| Objective 1 |
In the passage on cellular automata models of flowing granular media, what kind of lattice do the automata operate on?
| Objective 2 |
Reproduce the stretch of the records from the line containing "Localize each UI" through the line containing "tick-mark (379, 328, 381, 331)", with any pictures omitted.

| Passage provided |
# # # # # # #
G.
William Baxter  Cellular Automata Models of Flowing Granular Media


I am studying cellular automata models
of gravity driven flows of asymmetric grains through a hopper. I am particularly
interested in orientation and density effects in these flows.
Since the correct continuum equations
describing the flow of a granular material are the subject of considerable
debate, it is not possible to directly model them on a computer. Simulations
using molecular dynamics are possible and very successful, but MD simulations
are best for small numbers of grains with simple shapes and simple interactions.
[Although computer speed and algorithmic sophistication has increased dramatically
in recent years, it is still true that computational complexity can quickly
become a limiting factor.]
Cellular automata are a natural choice
for this problem. The characteristics of an automata are as follows.

Automata operate on a lattice (here, hexagonal.)

Automata operate in discrete time steps.
# # # # # # #
| Given entries |
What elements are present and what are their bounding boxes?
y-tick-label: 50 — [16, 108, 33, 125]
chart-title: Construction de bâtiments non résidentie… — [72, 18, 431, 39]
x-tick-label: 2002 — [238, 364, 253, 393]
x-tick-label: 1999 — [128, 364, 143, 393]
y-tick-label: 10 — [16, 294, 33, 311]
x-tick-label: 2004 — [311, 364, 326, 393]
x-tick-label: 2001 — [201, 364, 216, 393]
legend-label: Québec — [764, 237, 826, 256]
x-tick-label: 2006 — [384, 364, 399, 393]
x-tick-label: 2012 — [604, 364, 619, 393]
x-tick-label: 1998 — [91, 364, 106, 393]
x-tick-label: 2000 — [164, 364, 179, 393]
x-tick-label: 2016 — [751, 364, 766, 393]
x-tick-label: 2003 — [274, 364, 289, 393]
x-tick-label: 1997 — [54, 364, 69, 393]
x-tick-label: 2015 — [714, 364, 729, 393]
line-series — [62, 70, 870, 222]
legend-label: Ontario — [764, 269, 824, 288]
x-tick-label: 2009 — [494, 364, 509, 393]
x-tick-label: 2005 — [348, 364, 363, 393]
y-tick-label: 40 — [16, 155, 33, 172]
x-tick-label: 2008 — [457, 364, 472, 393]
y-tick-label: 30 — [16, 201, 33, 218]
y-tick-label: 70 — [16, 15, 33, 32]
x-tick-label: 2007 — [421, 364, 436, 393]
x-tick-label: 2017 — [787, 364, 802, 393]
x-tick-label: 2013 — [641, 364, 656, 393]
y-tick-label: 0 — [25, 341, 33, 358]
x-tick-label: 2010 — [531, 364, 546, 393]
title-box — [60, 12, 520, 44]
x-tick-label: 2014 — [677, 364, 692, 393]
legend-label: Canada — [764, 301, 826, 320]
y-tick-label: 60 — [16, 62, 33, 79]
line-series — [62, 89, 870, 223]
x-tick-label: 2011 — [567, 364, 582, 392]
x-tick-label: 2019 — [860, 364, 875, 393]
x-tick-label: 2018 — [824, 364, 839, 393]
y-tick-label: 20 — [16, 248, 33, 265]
# # # # # # #
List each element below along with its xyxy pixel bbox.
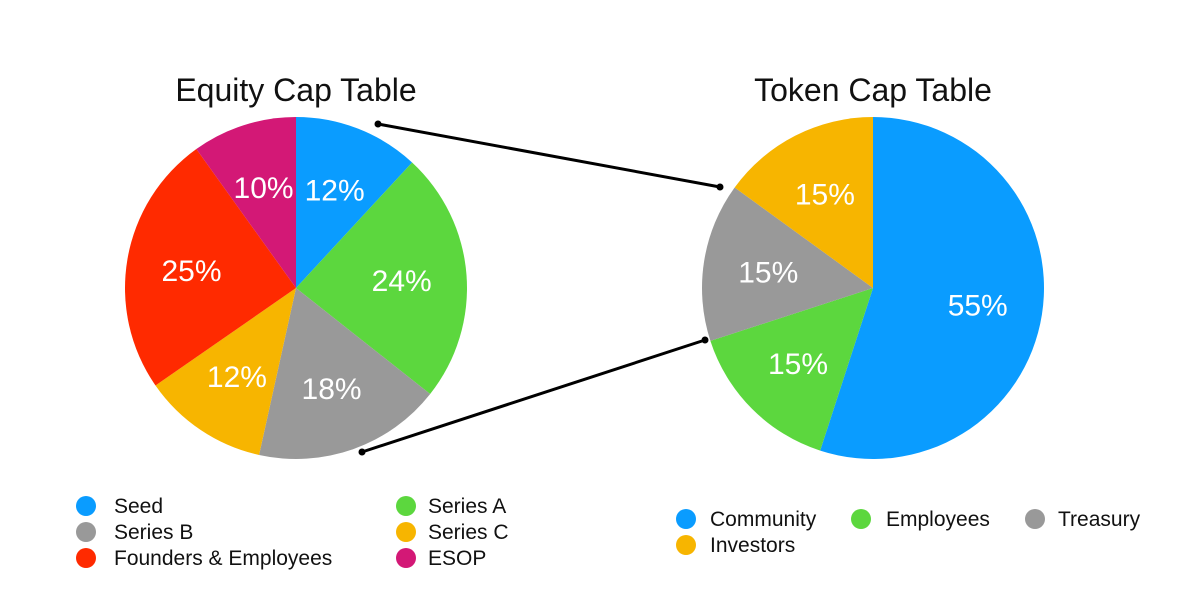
# # # # # # #
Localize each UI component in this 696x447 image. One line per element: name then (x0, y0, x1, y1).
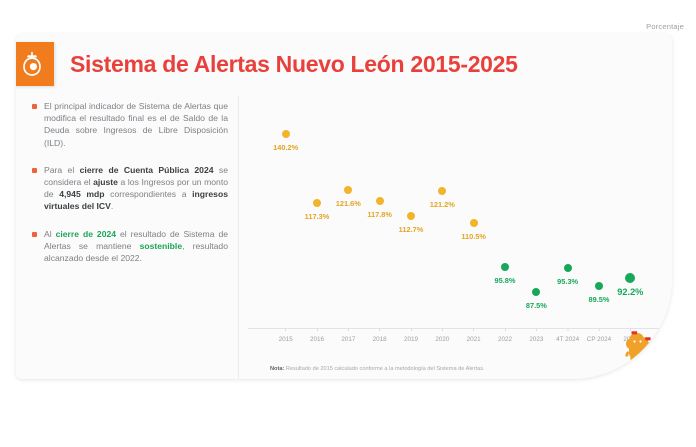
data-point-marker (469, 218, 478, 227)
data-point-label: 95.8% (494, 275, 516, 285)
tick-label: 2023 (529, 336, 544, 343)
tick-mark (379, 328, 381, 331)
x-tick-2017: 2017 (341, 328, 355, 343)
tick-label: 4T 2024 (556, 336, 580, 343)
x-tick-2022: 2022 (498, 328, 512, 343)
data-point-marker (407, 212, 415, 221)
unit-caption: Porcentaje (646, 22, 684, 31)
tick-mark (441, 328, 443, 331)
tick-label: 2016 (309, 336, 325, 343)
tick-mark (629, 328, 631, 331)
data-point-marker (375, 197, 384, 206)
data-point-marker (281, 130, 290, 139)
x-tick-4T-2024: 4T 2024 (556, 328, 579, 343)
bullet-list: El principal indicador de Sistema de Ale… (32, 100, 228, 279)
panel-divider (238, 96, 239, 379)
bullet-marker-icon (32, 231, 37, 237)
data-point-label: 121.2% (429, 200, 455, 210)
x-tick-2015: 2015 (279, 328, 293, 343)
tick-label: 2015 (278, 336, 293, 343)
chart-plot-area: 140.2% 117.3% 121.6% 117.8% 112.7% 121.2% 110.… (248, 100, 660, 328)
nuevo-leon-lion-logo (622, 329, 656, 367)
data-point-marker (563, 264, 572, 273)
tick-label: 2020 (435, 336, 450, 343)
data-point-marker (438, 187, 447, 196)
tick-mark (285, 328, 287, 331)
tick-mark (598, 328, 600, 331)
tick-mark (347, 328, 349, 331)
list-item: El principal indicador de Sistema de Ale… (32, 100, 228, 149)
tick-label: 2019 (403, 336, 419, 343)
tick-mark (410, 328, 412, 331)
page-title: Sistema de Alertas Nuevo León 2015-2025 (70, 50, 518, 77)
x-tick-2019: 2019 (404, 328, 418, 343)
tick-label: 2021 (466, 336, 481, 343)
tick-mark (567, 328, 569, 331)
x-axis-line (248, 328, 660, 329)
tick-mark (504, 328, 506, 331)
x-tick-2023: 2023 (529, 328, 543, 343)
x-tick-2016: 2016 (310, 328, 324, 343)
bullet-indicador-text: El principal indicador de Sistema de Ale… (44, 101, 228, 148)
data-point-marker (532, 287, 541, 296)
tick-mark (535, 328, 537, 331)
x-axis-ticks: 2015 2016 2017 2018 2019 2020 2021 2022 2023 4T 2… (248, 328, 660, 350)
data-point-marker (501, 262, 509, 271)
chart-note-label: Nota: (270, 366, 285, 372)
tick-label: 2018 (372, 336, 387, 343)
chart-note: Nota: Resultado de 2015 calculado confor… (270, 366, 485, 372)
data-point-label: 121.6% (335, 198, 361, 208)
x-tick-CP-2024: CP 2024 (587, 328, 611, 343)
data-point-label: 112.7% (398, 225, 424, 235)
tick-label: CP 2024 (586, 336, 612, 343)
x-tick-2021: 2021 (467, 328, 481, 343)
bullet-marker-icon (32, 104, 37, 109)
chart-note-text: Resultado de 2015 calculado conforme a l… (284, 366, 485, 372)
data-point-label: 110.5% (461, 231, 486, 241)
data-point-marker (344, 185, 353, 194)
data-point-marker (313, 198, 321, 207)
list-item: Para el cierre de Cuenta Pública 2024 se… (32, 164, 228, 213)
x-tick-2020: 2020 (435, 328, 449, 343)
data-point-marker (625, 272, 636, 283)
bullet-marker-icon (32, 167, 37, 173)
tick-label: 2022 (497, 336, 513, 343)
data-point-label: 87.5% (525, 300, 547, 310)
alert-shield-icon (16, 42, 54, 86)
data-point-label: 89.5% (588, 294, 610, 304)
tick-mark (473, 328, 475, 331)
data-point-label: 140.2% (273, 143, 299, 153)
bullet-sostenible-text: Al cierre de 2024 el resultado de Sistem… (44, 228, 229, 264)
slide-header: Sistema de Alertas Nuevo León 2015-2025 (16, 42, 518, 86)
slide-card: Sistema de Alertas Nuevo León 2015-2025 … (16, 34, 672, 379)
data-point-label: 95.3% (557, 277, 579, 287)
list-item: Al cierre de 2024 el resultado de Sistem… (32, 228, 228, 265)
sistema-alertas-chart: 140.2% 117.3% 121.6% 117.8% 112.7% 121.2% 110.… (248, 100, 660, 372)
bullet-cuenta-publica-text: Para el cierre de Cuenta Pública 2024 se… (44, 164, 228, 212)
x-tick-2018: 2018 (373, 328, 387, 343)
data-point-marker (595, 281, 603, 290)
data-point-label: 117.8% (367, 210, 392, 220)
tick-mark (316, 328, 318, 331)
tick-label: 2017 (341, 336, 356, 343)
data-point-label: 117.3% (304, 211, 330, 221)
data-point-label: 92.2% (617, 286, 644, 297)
# # # # # # #
| Complete response 1 |
A hexagonal lattice.

| Complete response 2 |
Localize each UI component in this 696x447 image. One line per element: name then (x0, y0, x1, y1).
data-point-marker (469, 218, 478, 227)
data-point-label: 95.8% (494, 275, 516, 285)
tick-label: 2023 (529, 336, 544, 343)
tick-mark (379, 328, 381, 331)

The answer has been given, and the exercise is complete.